■ **WHAT THIS TASK INVOLVES**: Collect every line of the records below that contains the string "voltage", and copy each one. Case counts.

## BEGIN LISTED ENTRIES

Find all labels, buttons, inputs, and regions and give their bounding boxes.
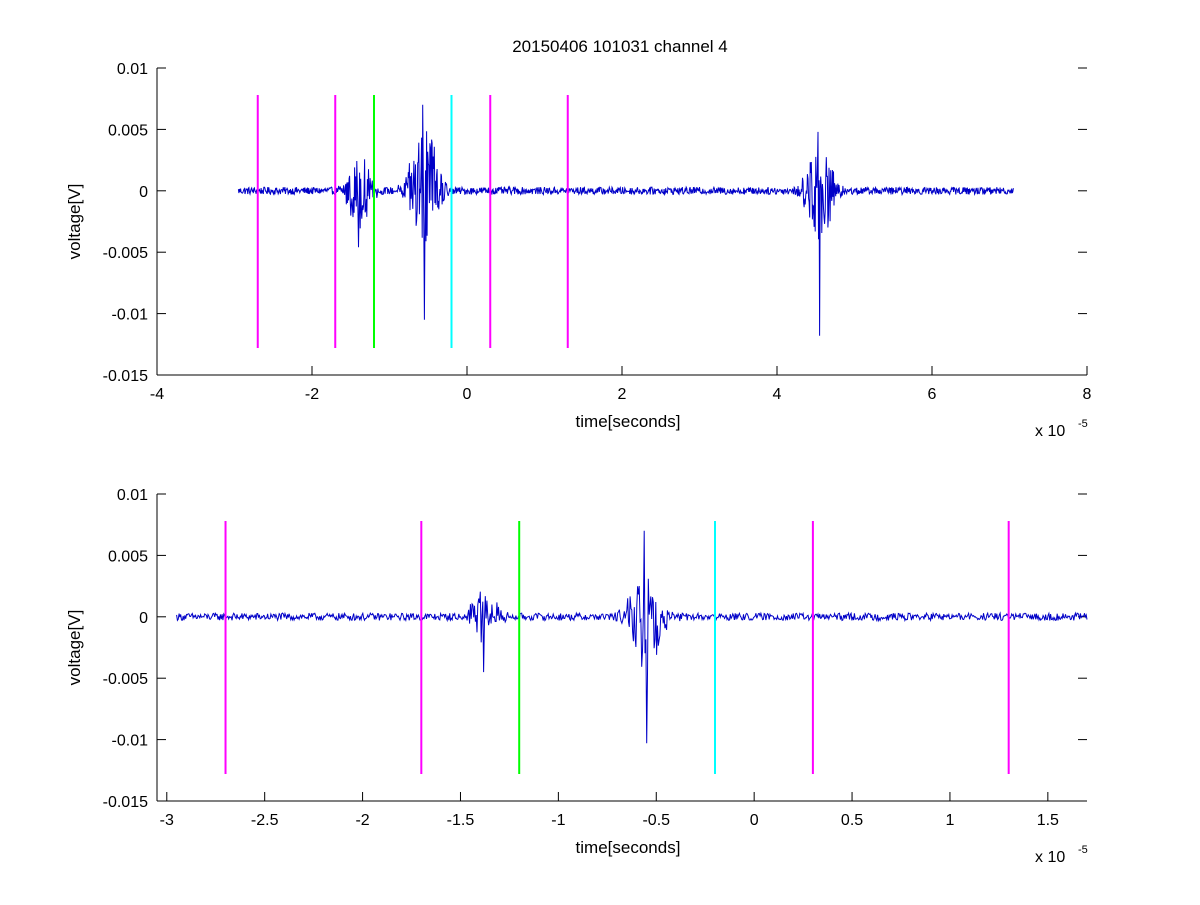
- x-axis-label: time[seconds]: [576, 838, 681, 857]
- signal-trace: [176, 530, 1088, 744]
- x-multiplier-label: x 10: [1035, 849, 1065, 866]
- y-tick-label: -0.01: [112, 733, 149, 750]
- x-multiplier-label: x 10: [1035, 423, 1065, 440]
- x-multiplier-exponent: -5: [1078, 418, 1088, 430]
- y-tick-label: 0.01: [117, 61, 148, 78]
- top-plot: -0.015 -0.01 -0.005 0 0.005 0.01 -4 -2 0 2 4 6 8 time…: [65, 61, 1092, 440]
- x-tick-label: 4: [773, 386, 782, 403]
- x-tick-label: -2.5: [251, 812, 279, 829]
- x-tick-label: 6: [928, 386, 937, 403]
- y-tick-label: -0.005: [103, 245, 148, 262]
- x-tick-label: 1: [945, 812, 954, 829]
- x-tick-label: 8: [1083, 386, 1092, 403]
- y-axis-label: voltage[V]: [65, 610, 84, 686]
- x-multiplier-exponent: -5: [1078, 844, 1088, 856]
- x-tick-label: -0.5: [642, 812, 670, 829]
- y-tick-label: -0.005: [103, 671, 148, 688]
- x-tick-label: -2: [355, 812, 369, 829]
- y-tick-label: -0.01: [112, 307, 149, 324]
- x-tick-label: -1.5: [447, 812, 475, 829]
- x-tick-label: 0: [750, 812, 759, 829]
- x-tick-label: -1: [551, 812, 565, 829]
- y-tick-label: 0: [139, 610, 148, 627]
- y-tick-label: 0.005: [108, 122, 148, 139]
- signal-trace: [237, 104, 1014, 336]
- x-tick-label: 0.5: [841, 812, 863, 829]
- x-tick-label: 2: [618, 386, 627, 403]
- y-tick-label: 0: [139, 184, 148, 201]
- y-tick-label: -0.015: [103, 794, 148, 811]
- y-tick-label: -0.015: [103, 368, 148, 385]
- bottom-plot: -0.015 -0.01 -0.005 0 0.005 0.01 -3 -2.5 -2 -1.5 -…: [65, 487, 1088, 866]
- x-axis-label: time[seconds]: [576, 412, 681, 431]
- y-tick-label: 0.01: [117, 487, 148, 504]
- x-tick-label: 0: [463, 386, 472, 403]
- chart-title: 20150406 101031 channel 4: [512, 37, 728, 56]
- x-tick-label: -4: [150, 386, 164, 403]
- y-axis-label: voltage[V]: [65, 184, 84, 260]
- x-tick-label: -2: [305, 386, 319, 403]
- x-tick-label: -3: [160, 812, 174, 829]
- x-tick-label: 1.5: [1037, 812, 1059, 829]
- y-tick-label: 0.005: [108, 548, 148, 565]
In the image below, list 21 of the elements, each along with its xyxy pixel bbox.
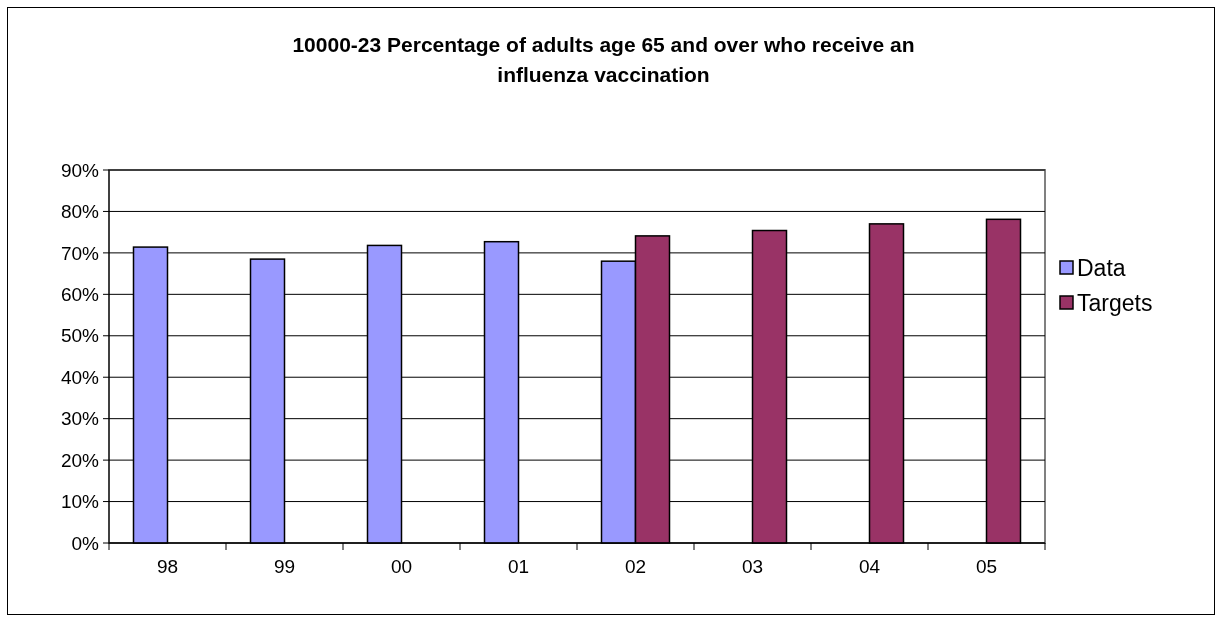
legend-label: Data (1077, 255, 1126, 282)
y-tick-label: 40% (60, 366, 100, 388)
x-tick-label: 00 (390, 556, 413, 577)
x-tick-label: 01 (507, 556, 530, 577)
x-tick-label: 05 (975, 556, 998, 577)
x-tick-label: 03 (741, 556, 764, 577)
x-tick-label: 99 (273, 556, 296, 577)
y-tick-label: 80% (60, 201, 100, 223)
x-tick-label: 98 (156, 556, 179, 577)
y-tick-label: 60% (60, 283, 100, 305)
y-tick-label: 90% (60, 159, 100, 181)
y-tick-label: 30% (60, 408, 100, 430)
y-tick-label: 50% (60, 325, 100, 347)
y-tick-label: 0% (71, 532, 100, 554)
legend-label: Targets (1077, 290, 1153, 317)
chart-title: 10000-23 Percentage of adults age 65 and over who receive an influenza vaccination (292, 33, 915, 86)
x-tick-label: 04 (858, 556, 881, 577)
y-tick-label: 10% (60, 491, 100, 513)
y-tick-label: 20% (60, 449, 100, 471)
y-tick-label: 70% (60, 242, 100, 264)
x-tick-label: 02 (624, 556, 647, 577)
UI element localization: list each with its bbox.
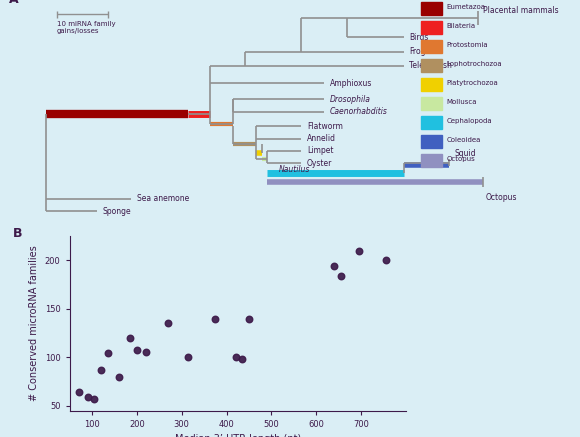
Text: Bilateria: Bilateria: [447, 23, 476, 29]
Text: Frog: Frog: [409, 47, 426, 56]
Text: Protostomia: Protostomia: [447, 42, 488, 48]
Point: [132, 346, 142, 353]
Point: [238, 356, 247, 363]
Bar: [420, 135, 443, 148]
Point: [381, 257, 390, 264]
Point: [184, 354, 193, 361]
Point: [96, 367, 106, 374]
Point: [83, 394, 92, 401]
Point: [211, 315, 220, 322]
Point: [125, 334, 135, 341]
Text: Cephalopoda: Cephalopoda: [447, 118, 492, 124]
Point: [141, 348, 150, 355]
Point: [329, 263, 339, 270]
Text: Platytrochozoa: Platytrochozoa: [447, 80, 498, 86]
Text: A: A: [9, 0, 18, 7]
Text: Drosophila: Drosophila: [330, 95, 371, 104]
Text: Octopus: Octopus: [486, 193, 517, 202]
Text: B: B: [12, 227, 22, 240]
Bar: [420, 40, 443, 53]
Text: Nautilus: Nautilus: [278, 165, 310, 174]
Bar: [420, 21, 443, 34]
Text: Flatworm: Flatworm: [307, 121, 343, 131]
Text: Coleoidea: Coleoidea: [447, 137, 481, 143]
Bar: [420, 116, 443, 129]
Point: [231, 354, 240, 361]
Text: Teleost fish: Teleost fish: [409, 61, 452, 70]
Bar: [420, 154, 443, 167]
Text: Caenorhabditis: Caenorhabditis: [330, 108, 387, 116]
Text: Sponge: Sponge: [103, 207, 131, 216]
Text: Squid: Squid: [455, 149, 476, 158]
Point: [103, 349, 113, 356]
Text: Annelid: Annelid: [307, 134, 336, 143]
X-axis label: Median 3’ UTR length (nt): Median 3’ UTR length (nt): [175, 434, 301, 437]
Point: [90, 395, 99, 402]
Bar: [420, 97, 443, 110]
Point: [74, 389, 83, 396]
Text: Placental mammals: Placental mammals: [483, 6, 559, 15]
Text: Eumetazoa: Eumetazoa: [447, 4, 485, 10]
Text: Sea anemone: Sea anemone: [136, 194, 188, 204]
Text: Mollusca: Mollusca: [447, 99, 477, 105]
Point: [244, 315, 253, 322]
Text: Lophotrochozoa: Lophotrochozoa: [447, 61, 502, 67]
Point: [114, 373, 124, 380]
Y-axis label: # Conserved microRNA families: # Conserved microRNA families: [29, 246, 39, 401]
Text: Limpet: Limpet: [307, 146, 333, 156]
Text: Amphioxus: Amphioxus: [330, 79, 372, 88]
Point: [164, 320, 173, 327]
Bar: [420, 59, 443, 72]
Point: [354, 247, 364, 254]
Text: Octopus: Octopus: [447, 156, 475, 162]
Point: [336, 272, 346, 279]
Bar: [420, 2, 443, 15]
Bar: [420, 78, 443, 91]
Text: 10 miRNA family
gains/losses: 10 miRNA family gains/losses: [57, 21, 115, 35]
Text: Birds: Birds: [409, 33, 429, 42]
Text: Oyster: Oyster: [307, 159, 332, 168]
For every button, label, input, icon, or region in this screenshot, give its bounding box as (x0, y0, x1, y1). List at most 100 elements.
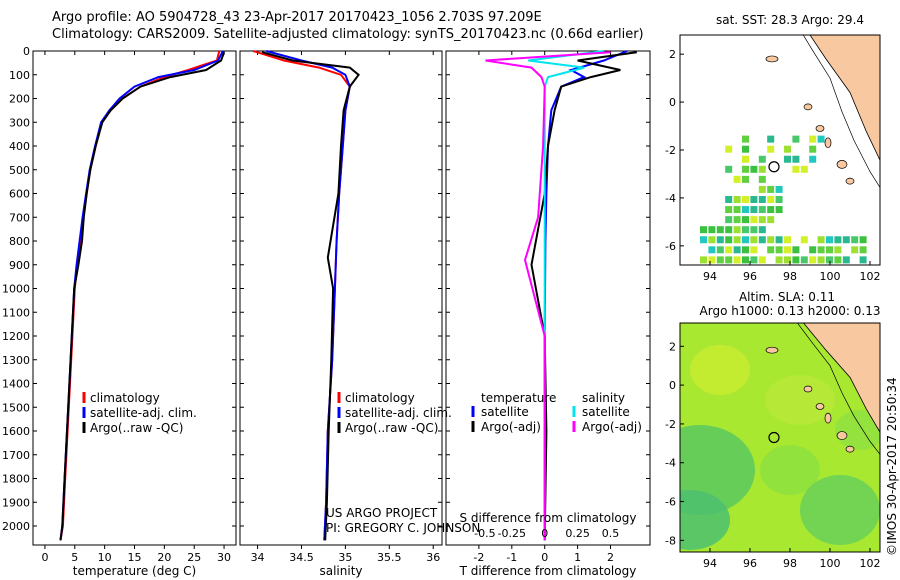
sst-pixel (758, 216, 766, 224)
sst-pixel (725, 266, 732, 273)
island (824, 412, 832, 424)
legend-entry: satellite (582, 405, 630, 419)
legend-entry: Argo(-adj) (481, 420, 541, 434)
island (803, 103, 813, 111)
sst-pixel (716, 246, 724, 254)
legend-entry: Argo(..raw -QC) (345, 421, 438, 435)
sst-pixel (775, 185, 783, 193)
sst-pixel (733, 196, 741, 203)
sst-pixel (734, 266, 741, 273)
difference-top-tick-label: -0.5 (474, 527, 495, 540)
temperature-xtick-label: 25 (187, 551, 201, 564)
map-ytick-label: 0 (669, 379, 676, 392)
sst-pixel (708, 236, 716, 244)
sst-pixel (826, 256, 833, 264)
map-xtick-label: 96 (743, 270, 757, 283)
sst-pixel (742, 135, 749, 143)
sst-pixel (775, 196, 783, 203)
sst-pixel (700, 236, 707, 244)
island (765, 346, 779, 354)
sst-pixel (725, 206, 733, 214)
depth-tick-label: 1300 (2, 354, 30, 367)
sst-pixel (725, 236, 733, 244)
sst-pixel (742, 216, 749, 224)
sst-pixel (742, 206, 749, 214)
pi-annotation: PI: GREGORY C. JOHNSON (326, 521, 480, 535)
sst-pixel (750, 236, 758, 244)
sst-pixel (725, 196, 733, 203)
sst-pixel (717, 266, 724, 273)
sla-map-frame (679, 322, 881, 553)
sla-anomaly-patch (690, 345, 750, 395)
temperature-xtick-label: 30 (217, 551, 231, 564)
sst-pixel (750, 196, 758, 203)
sst-pixel (792, 246, 800, 254)
sst-pixel (733, 216, 741, 224)
sst-pixel (742, 226, 749, 234)
sst-pixel (716, 236, 724, 244)
sst-pixel (733, 246, 741, 254)
difference-xtick-label: 1 (574, 551, 581, 564)
sla-map-map (679, 322, 881, 553)
temperature-xtick-label: 20 (157, 551, 171, 564)
depth-tick-label: 600 (9, 188, 30, 201)
island (765, 55, 779, 63)
legend-entry: satellite-adj. clim. (345, 406, 452, 420)
sst-pixel (784, 145, 791, 153)
depth-tick-label: 500 (9, 164, 30, 177)
sst-pixel (733, 206, 741, 214)
difference-plot-frame (445, 50, 651, 546)
project-annotation: US ARGO PROJECT (326, 506, 438, 520)
sst-pixel (826, 246, 833, 254)
sst-pixel (809, 256, 817, 264)
salinity-series-line-2 (261, 51, 360, 541)
land-sumatra (809, 35, 880, 162)
land-sumatra (803, 323, 880, 433)
sst-pixel (792, 135, 800, 143)
sst-pixel (758, 226, 766, 234)
sst-pixel (851, 236, 859, 244)
depth-tick-label: 1600 (2, 425, 30, 438)
map-ytick-label: -6 (665, 240, 676, 253)
argo-float-marker (768, 431, 780, 444)
depth-tick-label: 800 (9, 235, 30, 248)
depth-tick-label: 300 (9, 116, 30, 129)
sst-pixel (834, 256, 842, 264)
map-ytick-label: 0 (669, 96, 676, 109)
sst-pixel (700, 256, 707, 264)
sst-pixel (733, 175, 741, 183)
depth-tick-label: 700 (9, 211, 30, 224)
sst-pixel (817, 256, 825, 264)
sst-pixel (742, 236, 749, 244)
legend-entry: climatology (345, 391, 415, 405)
difference-xtick-label: -1 (506, 551, 517, 564)
sst-pixel (750, 206, 758, 214)
sst-pixel (801, 266, 808, 273)
title-line1: Argo profile: AO 5904728_43 23-Apr-2017 … (52, 10, 542, 25)
sst-pixel (742, 165, 749, 173)
depth-tick-label: 1900 (2, 496, 30, 509)
depth-tick-label: 100 (9, 69, 30, 82)
sst-pixel (725, 216, 733, 224)
temperature-xtick-label: 10 (98, 551, 112, 564)
sst-pixel (800, 256, 808, 264)
difference-top-xlabel: S difference from climatology (460, 511, 637, 525)
sst-pixel (784, 256, 791, 264)
sst-pixel (817, 236, 825, 244)
difference-xtick-label: 2 (607, 551, 614, 564)
sst-pixel (851, 246, 859, 254)
sst-pixel (758, 165, 766, 173)
sst-pixel (767, 145, 775, 153)
island (836, 160, 848, 169)
map-xtick-label: 96 (743, 557, 757, 570)
difference-series-line-3 (485, 51, 611, 541)
legend-entry: satellite (481, 405, 529, 419)
map-xtick-label: 100 (820, 557, 841, 570)
sst-pixel (767, 135, 775, 143)
salinity-xtick-label: 35.5 (377, 551, 402, 564)
sst-pixel (809, 266, 816, 273)
map-ytick-label: 2 (669, 340, 676, 353)
sst-pixel (758, 175, 766, 183)
sst-pixel (809, 246, 817, 254)
depth-tick-label: 0 (23, 45, 30, 58)
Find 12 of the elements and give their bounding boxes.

## END LISTED ENTRIES

■ **WRITTEN SOLUTION**:
- y-axis-label: voltage[V]: [65, 610, 84, 686]
- y-axis-label: voltage[V]: [65, 184, 84, 260]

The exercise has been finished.